• **Information given**
■ ■ ■ ■
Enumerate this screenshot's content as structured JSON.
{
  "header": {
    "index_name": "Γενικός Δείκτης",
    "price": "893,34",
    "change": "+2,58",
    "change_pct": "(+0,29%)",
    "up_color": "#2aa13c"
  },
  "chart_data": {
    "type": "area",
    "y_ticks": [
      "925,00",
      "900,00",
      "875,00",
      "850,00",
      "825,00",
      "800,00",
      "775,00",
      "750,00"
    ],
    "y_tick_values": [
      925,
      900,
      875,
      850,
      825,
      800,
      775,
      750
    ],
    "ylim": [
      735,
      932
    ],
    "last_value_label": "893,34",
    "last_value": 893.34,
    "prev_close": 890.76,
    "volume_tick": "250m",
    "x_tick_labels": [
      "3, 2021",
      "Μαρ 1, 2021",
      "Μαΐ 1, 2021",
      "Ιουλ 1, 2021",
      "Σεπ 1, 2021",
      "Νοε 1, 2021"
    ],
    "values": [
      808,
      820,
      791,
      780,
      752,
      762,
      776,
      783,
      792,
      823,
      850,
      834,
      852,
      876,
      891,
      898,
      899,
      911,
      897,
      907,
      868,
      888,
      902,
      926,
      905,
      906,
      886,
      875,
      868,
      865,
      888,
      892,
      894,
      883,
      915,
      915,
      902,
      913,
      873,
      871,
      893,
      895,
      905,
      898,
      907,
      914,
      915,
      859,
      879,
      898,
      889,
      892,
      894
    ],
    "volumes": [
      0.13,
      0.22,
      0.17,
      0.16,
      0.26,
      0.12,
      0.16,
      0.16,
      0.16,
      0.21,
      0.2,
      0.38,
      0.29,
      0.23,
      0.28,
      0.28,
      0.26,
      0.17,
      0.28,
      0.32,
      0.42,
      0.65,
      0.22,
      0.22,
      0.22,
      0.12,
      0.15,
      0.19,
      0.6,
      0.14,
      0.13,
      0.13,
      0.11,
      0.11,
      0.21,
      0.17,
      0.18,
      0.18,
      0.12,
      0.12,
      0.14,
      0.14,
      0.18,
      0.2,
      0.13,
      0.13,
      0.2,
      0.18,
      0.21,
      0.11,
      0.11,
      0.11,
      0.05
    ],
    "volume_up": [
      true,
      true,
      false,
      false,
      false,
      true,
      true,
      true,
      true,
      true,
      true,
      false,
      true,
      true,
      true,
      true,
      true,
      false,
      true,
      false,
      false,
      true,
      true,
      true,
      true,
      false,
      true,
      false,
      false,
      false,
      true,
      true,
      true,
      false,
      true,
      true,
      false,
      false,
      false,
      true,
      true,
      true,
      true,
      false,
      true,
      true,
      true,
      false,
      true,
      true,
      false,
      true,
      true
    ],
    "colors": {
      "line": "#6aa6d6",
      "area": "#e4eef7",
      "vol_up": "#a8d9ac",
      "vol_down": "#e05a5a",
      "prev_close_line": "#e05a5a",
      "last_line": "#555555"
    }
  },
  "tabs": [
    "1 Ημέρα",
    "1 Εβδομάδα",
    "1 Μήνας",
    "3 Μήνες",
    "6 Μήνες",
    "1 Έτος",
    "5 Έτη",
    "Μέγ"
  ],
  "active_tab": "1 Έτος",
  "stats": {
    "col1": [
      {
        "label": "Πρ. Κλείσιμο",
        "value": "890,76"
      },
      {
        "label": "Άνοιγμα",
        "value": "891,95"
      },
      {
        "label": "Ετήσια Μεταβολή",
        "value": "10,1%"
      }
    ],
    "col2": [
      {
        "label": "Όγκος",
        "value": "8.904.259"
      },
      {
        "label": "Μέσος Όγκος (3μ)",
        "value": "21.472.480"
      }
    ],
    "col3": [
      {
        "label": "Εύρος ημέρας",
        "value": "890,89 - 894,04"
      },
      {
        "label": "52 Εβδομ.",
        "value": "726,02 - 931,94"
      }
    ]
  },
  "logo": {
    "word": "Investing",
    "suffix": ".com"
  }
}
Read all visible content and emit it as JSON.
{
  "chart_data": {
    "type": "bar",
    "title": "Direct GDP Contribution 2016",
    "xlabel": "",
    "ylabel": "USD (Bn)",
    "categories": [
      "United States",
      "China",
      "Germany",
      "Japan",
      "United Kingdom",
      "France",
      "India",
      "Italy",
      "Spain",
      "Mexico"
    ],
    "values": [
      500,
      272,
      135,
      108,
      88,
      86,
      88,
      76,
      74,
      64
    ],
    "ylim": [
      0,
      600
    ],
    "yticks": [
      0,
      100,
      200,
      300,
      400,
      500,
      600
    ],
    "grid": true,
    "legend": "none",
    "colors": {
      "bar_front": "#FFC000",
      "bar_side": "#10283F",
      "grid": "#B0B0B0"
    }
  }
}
■ ■ ■ ■
• **Task description**
Extract every line from the one containing "Read all visible content and emit it as JSON." through the last line of the data, inclusive, exactly as written.

• **Problem solution**
Read all visible content and emit it as JSON.
{
  "chart_data": {
    "type": "bar",
    "title": "Direct GDP Contribution 2016",
    "xlabel": "",
    "ylabel": "USD (Bn)",
    "categories": [
      "United States",
      "China",
      "Germany",
      "Japan",
      "United Kingdom",
      "France",
      "India",
      "Italy",
      "Spain",
      "Mexico"
    ],
    "values": [
      500,
      272,
      135,
      108,
      88,
      86,
      88,
      76,
      74,
      64
    ],
    "ylim": [
      0,
      600
    ],
    "yticks": [
      0,
      100,
      200,
      300,
      400,
      500,
      600
    ],
    "grid": true,
    "legend": "none",
    "colors": {
      "bar_front": "#FFC000",
      "bar_side": "#10283F",
      "grid": "#B0B0B0"
    }
  }
}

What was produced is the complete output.